── EXERCISE DATA
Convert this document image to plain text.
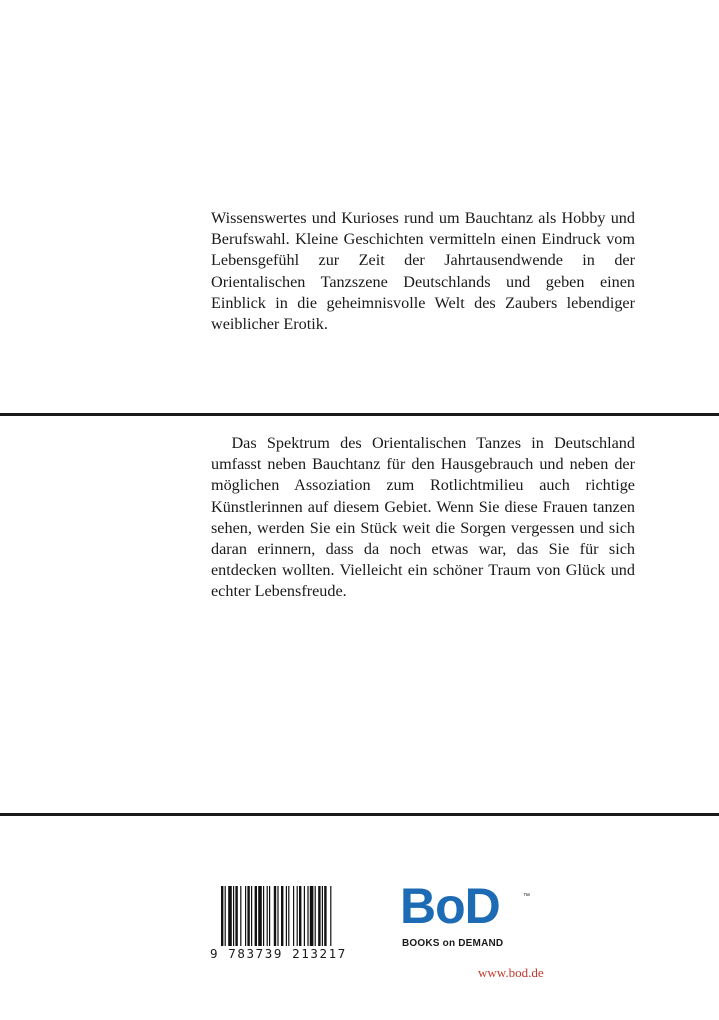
Wissenswertes und Kurioses rund um Bauchtanz als Hobby und Berufswahl. Kleine Geschichten vermitteln einen Eindruck vom Lebensgefühl zur Zeit der Jahrtausendwende in der Orientalischen Tanzszene Deutschlands und geben einen Einblick in die geheimnisvolle Welt des Zaubers lebendiger weiblicher Erotik.

Das Spektrum des Orientalischen Tanzes in Deutschland umfasst neben Bauchtanz für den Hausgebrauch und neben der möglichen Assoziation zum Rotlichtmilieu auch richtige Künstlerinnen auf diesem Gebiet. Wenn Sie diese Frauen tanzen sehen, werden Sie ein Stück weit die Sorgen vergessen und sich daran erinnern, dass da noch etwas war, das Sie für sich entdecken wollten. Vielleicht ein schöner Traum von Glück und echter Lebensfreude.

9 783739 213217
BoD	™
BOOKS on DEMAND
www.bod.de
────
# TASK PROMPT:
Wherever a line in the data above holds "Orientalischen", copy that line.

# RESULT:
Wissenswertes und Kurioses rund um Bauchtanz als Hobby und Berufswahl. Kleine Geschichten vermitteln einen Eindruck vom Lebensgefühl zur Zeit der Jahrtausendwende in der Orientalischen Tanzszene Deutschlands und geben einen Einblick in die geheimnisvolle Welt des Zaubers lebendiger weiblicher Erotik.
Das Spektrum des Orientalischen Tanzes in Deutschland umfasst neben Bauchtanz für den Hausgebrauch und neben der möglichen Assoziation zum Rotlichtmilieu auch richtige Künstlerinnen auf diesem Gebiet. Wenn Sie diese Frauen tanzen sehen, werden Sie ein Stück weit die Sorgen vergessen und sich daran erinnern, dass da noch etwas war, das Sie für sich entdecken wollten. Vielleicht ein schöner Traum von Glück und echter Lebensfreude.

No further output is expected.